#### WHAT THIS TASK INVOLVES
Work out how many lines in the listing below include the word "visible"; answer with the number alone.

##############################

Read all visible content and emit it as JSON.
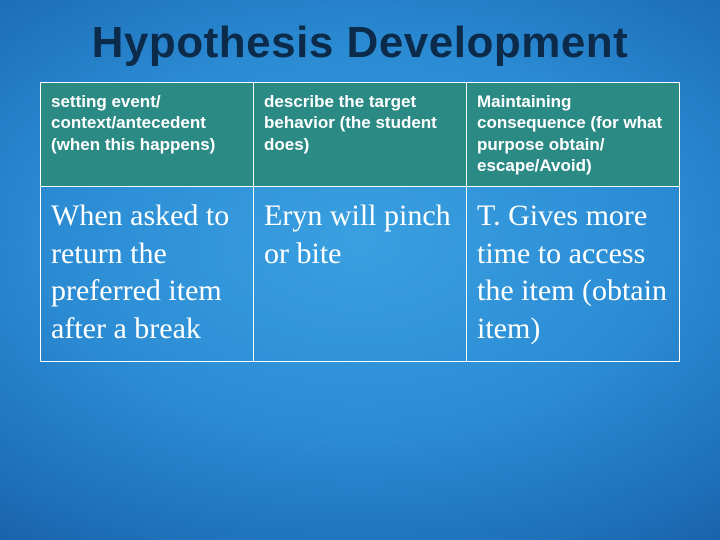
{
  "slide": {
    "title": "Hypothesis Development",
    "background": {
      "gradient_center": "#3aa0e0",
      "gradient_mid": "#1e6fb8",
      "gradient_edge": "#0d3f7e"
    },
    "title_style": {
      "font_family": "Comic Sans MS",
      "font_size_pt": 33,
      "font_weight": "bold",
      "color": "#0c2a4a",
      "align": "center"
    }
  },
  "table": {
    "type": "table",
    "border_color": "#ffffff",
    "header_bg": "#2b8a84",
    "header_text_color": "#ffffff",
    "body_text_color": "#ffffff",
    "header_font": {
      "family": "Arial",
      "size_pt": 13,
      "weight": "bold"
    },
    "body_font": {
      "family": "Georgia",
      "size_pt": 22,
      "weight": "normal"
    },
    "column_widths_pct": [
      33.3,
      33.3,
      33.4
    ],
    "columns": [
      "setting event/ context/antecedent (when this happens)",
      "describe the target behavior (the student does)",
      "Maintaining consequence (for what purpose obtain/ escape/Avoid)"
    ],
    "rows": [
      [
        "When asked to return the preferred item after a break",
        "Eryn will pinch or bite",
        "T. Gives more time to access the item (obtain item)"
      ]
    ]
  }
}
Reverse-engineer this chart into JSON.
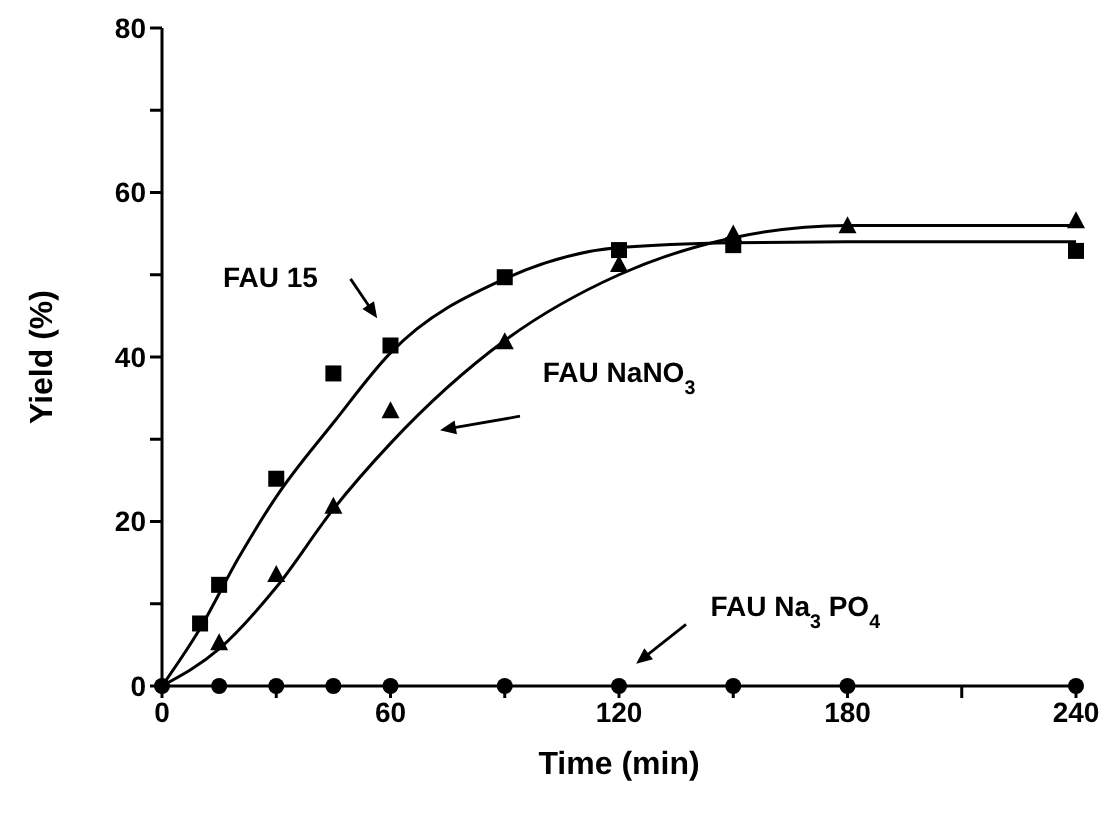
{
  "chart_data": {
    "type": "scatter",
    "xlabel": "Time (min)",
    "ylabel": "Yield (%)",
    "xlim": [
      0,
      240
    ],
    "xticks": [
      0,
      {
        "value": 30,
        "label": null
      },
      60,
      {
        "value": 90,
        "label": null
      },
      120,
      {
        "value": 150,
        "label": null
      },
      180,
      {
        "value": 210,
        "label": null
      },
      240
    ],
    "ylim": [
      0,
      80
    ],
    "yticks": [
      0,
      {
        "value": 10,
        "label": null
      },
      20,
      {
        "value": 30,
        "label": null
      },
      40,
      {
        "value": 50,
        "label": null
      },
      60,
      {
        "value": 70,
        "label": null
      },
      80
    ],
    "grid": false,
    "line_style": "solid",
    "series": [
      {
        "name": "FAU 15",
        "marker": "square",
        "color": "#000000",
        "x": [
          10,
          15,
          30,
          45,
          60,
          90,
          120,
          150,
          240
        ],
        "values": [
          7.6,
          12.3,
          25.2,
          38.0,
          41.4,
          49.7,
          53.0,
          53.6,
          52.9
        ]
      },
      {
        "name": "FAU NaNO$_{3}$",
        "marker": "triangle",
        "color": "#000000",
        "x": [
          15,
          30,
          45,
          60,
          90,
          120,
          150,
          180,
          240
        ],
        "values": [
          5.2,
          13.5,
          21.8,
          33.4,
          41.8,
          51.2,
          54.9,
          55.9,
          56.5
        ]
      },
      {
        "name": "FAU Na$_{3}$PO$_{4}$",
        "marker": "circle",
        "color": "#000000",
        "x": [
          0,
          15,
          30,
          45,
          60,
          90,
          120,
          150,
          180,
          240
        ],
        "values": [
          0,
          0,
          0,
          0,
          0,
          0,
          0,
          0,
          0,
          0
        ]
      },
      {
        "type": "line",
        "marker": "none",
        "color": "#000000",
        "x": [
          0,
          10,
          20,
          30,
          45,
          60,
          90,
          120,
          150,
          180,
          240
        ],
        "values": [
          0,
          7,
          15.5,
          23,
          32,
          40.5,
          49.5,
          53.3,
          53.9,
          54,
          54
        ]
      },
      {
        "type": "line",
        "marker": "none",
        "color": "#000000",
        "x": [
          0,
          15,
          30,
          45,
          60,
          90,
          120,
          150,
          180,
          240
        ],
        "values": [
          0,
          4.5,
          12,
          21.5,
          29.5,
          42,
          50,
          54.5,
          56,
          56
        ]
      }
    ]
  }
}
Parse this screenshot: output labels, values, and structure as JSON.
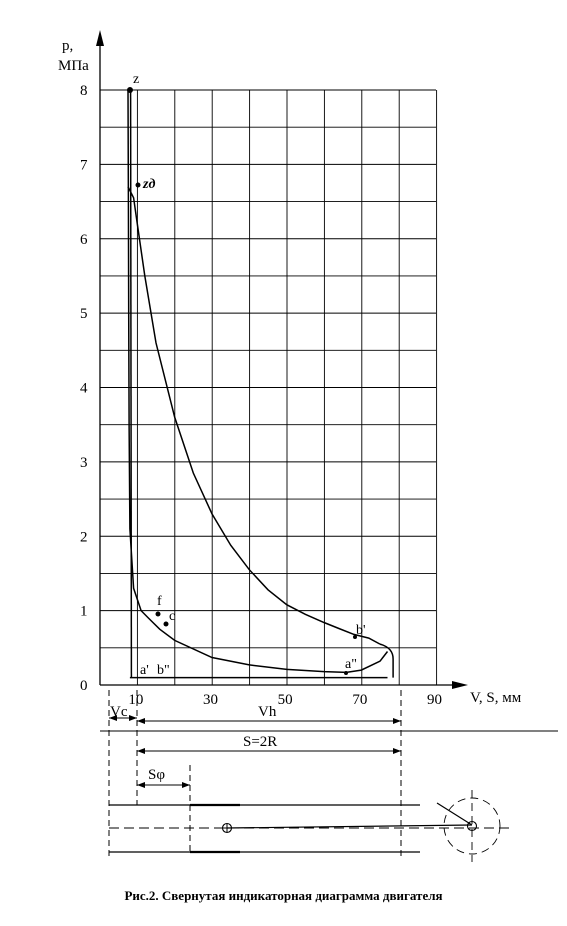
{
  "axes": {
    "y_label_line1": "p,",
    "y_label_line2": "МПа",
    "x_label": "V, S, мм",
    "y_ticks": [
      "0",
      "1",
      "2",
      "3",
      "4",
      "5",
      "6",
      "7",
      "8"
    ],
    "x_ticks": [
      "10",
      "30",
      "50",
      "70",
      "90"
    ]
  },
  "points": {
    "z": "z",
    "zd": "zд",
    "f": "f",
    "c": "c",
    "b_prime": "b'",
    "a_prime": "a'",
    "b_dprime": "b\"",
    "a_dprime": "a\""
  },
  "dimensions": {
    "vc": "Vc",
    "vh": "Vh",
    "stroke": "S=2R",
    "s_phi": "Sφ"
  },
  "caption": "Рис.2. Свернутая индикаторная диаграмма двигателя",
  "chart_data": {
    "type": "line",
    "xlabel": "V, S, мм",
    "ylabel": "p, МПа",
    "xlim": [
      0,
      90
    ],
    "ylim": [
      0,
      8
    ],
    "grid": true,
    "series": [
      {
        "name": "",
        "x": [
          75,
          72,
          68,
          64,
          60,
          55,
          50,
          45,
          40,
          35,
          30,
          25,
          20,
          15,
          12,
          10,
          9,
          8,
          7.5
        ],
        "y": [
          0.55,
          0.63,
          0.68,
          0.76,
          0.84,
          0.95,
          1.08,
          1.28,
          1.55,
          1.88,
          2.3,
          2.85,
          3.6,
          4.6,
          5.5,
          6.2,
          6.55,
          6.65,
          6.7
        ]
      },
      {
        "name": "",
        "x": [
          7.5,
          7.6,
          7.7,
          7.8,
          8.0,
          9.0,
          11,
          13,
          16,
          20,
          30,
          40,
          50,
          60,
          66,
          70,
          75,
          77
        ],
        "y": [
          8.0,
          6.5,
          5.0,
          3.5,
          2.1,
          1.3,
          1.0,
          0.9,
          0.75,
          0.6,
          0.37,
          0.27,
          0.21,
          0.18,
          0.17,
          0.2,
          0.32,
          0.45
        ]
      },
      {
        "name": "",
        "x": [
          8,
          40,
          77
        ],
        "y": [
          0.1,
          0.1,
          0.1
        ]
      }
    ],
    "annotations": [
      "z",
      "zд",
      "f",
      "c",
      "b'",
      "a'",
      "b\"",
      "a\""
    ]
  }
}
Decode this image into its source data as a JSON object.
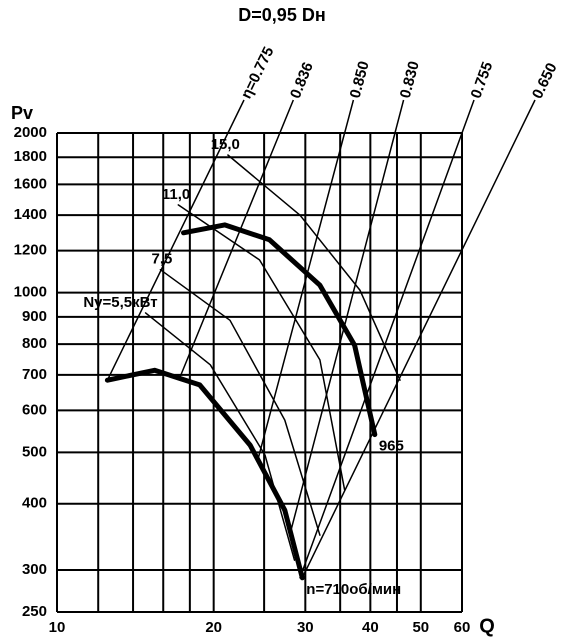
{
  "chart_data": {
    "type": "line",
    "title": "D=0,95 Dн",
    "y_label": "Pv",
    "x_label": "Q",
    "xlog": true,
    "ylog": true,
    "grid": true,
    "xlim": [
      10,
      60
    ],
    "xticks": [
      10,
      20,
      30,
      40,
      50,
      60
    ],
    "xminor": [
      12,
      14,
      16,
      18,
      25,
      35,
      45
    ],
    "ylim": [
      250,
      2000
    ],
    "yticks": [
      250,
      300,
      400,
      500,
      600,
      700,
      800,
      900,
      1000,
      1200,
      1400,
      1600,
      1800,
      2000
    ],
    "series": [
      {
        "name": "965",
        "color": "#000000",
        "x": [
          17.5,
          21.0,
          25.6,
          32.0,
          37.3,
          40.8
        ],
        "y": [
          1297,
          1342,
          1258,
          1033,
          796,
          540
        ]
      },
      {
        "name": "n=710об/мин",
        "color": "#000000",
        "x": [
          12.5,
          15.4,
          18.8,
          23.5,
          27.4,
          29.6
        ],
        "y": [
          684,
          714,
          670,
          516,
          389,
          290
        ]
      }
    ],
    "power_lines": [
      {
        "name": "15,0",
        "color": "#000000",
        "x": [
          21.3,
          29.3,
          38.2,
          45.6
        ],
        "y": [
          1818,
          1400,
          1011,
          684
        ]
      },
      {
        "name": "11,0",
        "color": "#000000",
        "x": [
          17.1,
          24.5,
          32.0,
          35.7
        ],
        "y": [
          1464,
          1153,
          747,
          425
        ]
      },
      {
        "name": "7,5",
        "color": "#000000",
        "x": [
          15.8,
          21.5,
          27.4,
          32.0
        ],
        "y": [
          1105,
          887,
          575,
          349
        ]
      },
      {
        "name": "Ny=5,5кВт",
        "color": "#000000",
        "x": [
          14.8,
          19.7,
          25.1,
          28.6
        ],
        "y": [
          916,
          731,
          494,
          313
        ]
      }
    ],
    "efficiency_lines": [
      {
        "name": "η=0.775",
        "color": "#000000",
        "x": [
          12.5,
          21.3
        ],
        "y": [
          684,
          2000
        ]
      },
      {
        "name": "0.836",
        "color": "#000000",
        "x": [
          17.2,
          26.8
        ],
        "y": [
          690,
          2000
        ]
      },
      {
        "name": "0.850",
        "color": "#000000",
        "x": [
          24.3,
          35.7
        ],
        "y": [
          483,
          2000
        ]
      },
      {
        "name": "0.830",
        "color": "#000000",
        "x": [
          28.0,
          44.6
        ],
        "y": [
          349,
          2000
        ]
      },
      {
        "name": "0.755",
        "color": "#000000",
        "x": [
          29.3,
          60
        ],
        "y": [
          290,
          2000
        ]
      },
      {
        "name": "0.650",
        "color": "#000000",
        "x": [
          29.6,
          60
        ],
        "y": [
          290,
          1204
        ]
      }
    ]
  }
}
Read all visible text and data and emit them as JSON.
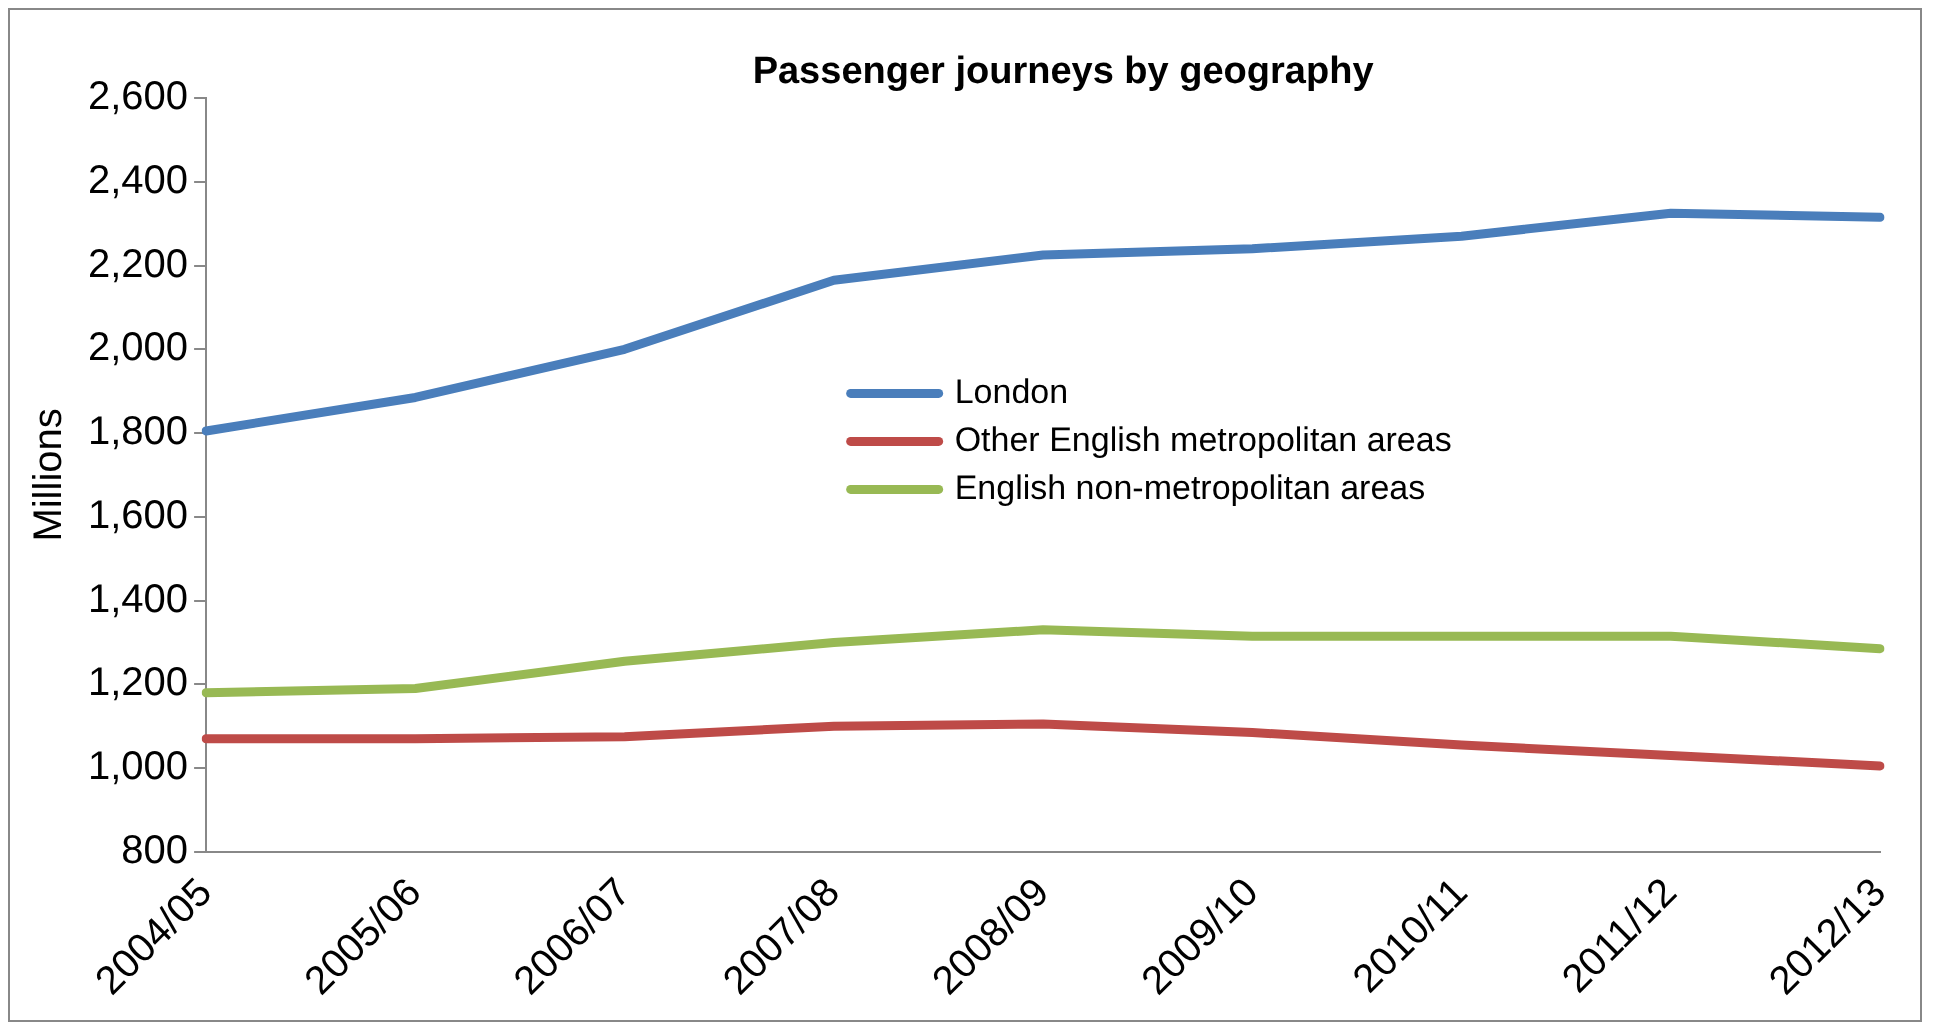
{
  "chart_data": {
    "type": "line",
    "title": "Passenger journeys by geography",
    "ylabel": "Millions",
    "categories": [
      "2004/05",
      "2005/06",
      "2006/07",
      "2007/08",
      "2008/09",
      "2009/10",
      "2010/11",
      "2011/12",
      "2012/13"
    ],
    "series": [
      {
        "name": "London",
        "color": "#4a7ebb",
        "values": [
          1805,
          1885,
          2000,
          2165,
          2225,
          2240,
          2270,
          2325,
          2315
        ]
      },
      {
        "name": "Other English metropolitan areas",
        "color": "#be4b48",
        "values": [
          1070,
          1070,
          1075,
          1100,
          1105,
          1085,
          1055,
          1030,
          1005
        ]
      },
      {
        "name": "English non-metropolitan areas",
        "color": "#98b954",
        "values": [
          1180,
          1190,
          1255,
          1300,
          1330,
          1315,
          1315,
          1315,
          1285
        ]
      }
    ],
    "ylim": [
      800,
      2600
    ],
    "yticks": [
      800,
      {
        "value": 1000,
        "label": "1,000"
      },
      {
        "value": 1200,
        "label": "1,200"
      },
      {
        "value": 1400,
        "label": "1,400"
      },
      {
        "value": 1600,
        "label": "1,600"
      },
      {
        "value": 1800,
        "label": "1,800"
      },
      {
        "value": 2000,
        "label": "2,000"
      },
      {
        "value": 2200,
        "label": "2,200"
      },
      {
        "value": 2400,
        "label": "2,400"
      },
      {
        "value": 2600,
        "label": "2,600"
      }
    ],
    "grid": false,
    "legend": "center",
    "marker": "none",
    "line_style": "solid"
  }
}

##############################

#### WRITTEN ANSWER
2